Records from a dataset:
★ ★ ★ ★ ★

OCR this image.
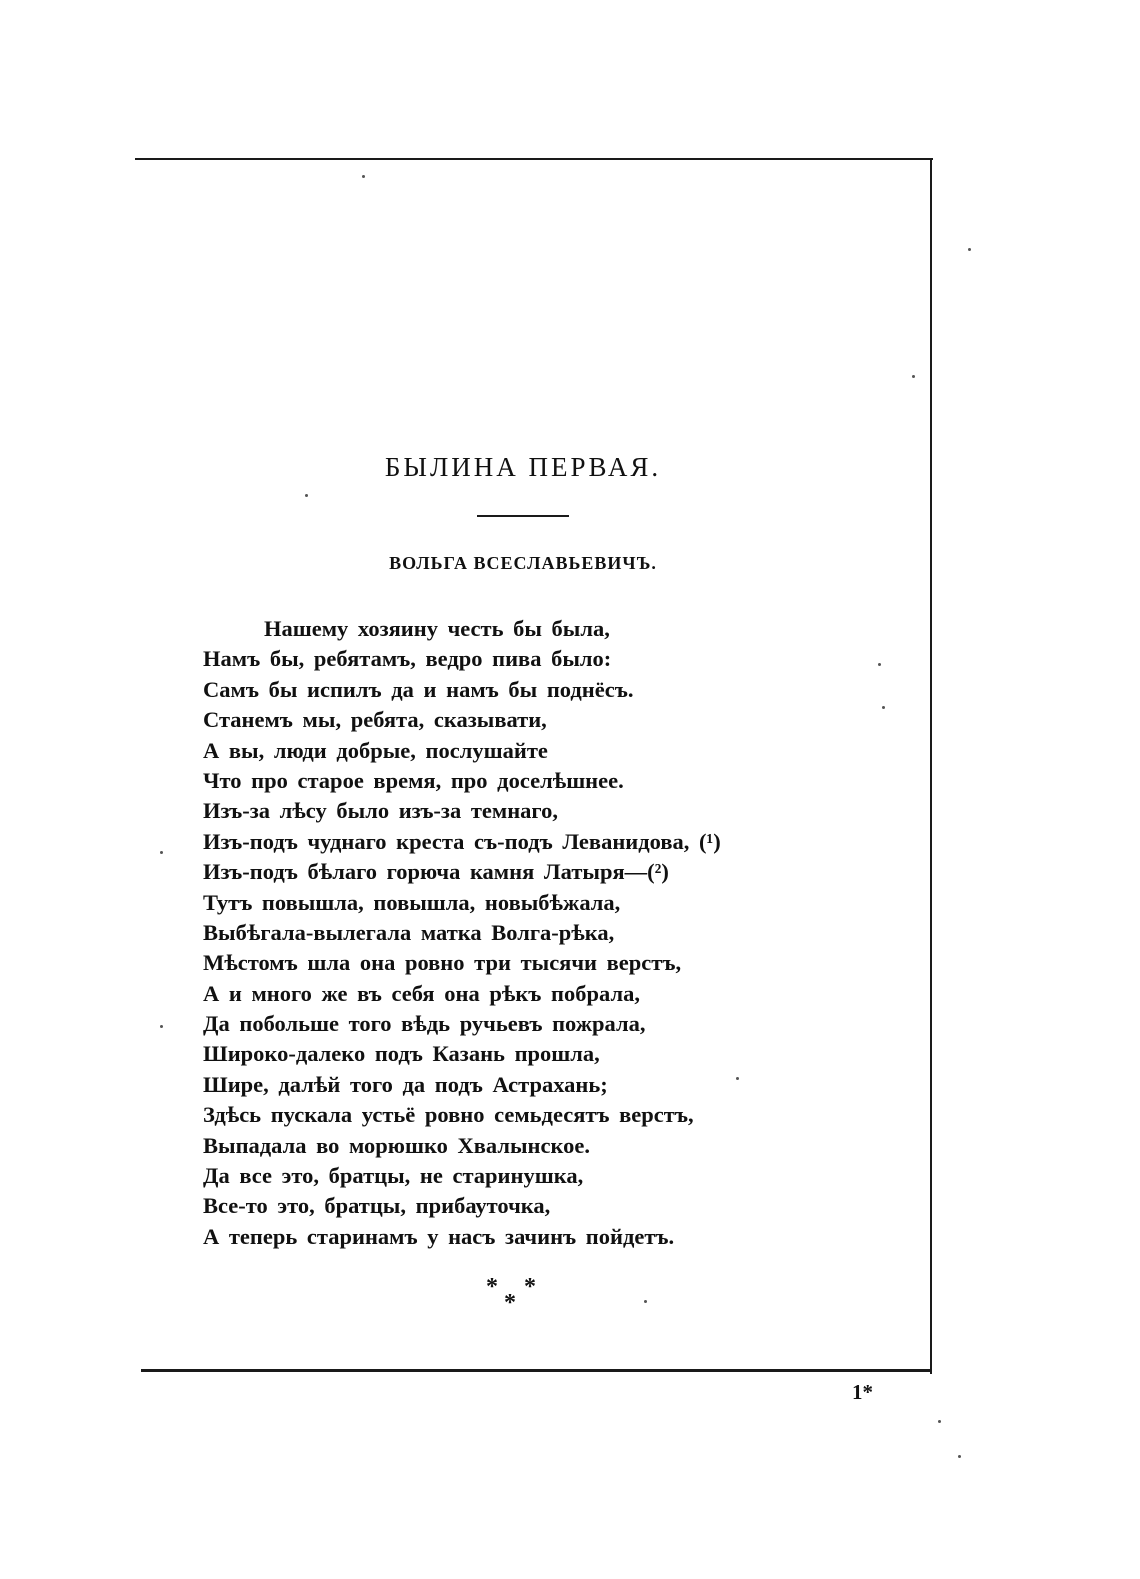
БЫЛИНА ПЕРВАЯ.
ВОЛЬГА ВСЕСЛАВЬЕВИЧЪ.
Нашему хозяину честь бы была,
Намъ бы, ребятамъ, ведро пива было:
Самъ бы испилъ да и намъ бы поднёсъ.
Станемъ мы, ребята, сказывати,
А вы, люди добрые, послушайте
Что про старое время, про доселѣшнее.
Изъ-за лѣсу было изъ-за темнаго,
Изъ-подъ чуднаго креста съ-подъ Леванидова, (¹)
Изъ-подъ бѣлаго горюча камня Латыря—(²)
Тутъ повышла, повышла, новыбѣжала,
Выбѣгала-вылегала матка Волга-рѣка,
Мѣстомъ шла она ровно три тысячи верстъ,
А и много же въ себя она рѣкъ побрала,
Да побольше того вѣдь ручьевъ пожрала,
Широко-далеко подъ Казань прошла,
Шире, далѣй того да подъ Астрахань;
Здѣсь пускала устьё ровно семьдесятъ верстъ,
Выпадала во морюшко Хвалынское.
Да все это, братцы, не старинушка,
Все-то это, братцы, прибауточка,
А теперь старинамъ у насъ зачинъ пойдетъ.
* *
*
1*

★ ★ ★ ★ ★

**GIVEN TASK:** Return all of the entries exactly as written, but drop any pictures they hold.

**RESULT:**
OCR this image.
БЫЛИНА ПЕРВАЯ.
ВОЛЬГА ВСЕСЛАВЬЕВИЧЪ.
Нашему хозяину честь бы была,
Намъ бы, ребятамъ, ведро пива было:
Самъ бы испилъ да и намъ бы поднёсъ.
Станемъ мы, ребята, сказывати,
А вы, люди добрые, послушайте
Что про старое время, про доселѣшнее.
Изъ-за лѣсу было изъ-за темнаго,
Изъ-подъ чуднаго креста съ-подъ Леванидова, (¹)
Изъ-подъ бѣлаго горюча камня Латыря—(²)
Тутъ повышла, повышла, новыбѣжала,
Выбѣгала-вылегала матка Волга-рѣка,
Мѣстомъ шла она ровно три тысячи верстъ,
А и много же въ себя она рѣкъ побрала,
Да побольше того вѣдь ручьевъ пожрала,
Широко-далеко подъ Казань прошла,
Шире, далѣй того да подъ Астрахань;
Здѣсь пускала устьё ровно семьдесятъ верстъ,
Выпадала во морюшко Хвалынское.
Да все это, братцы, не старинушка,
Все-то это, братцы, прибауточка,
А теперь старинамъ у насъ зачинъ пойдетъ.
* *
*
1*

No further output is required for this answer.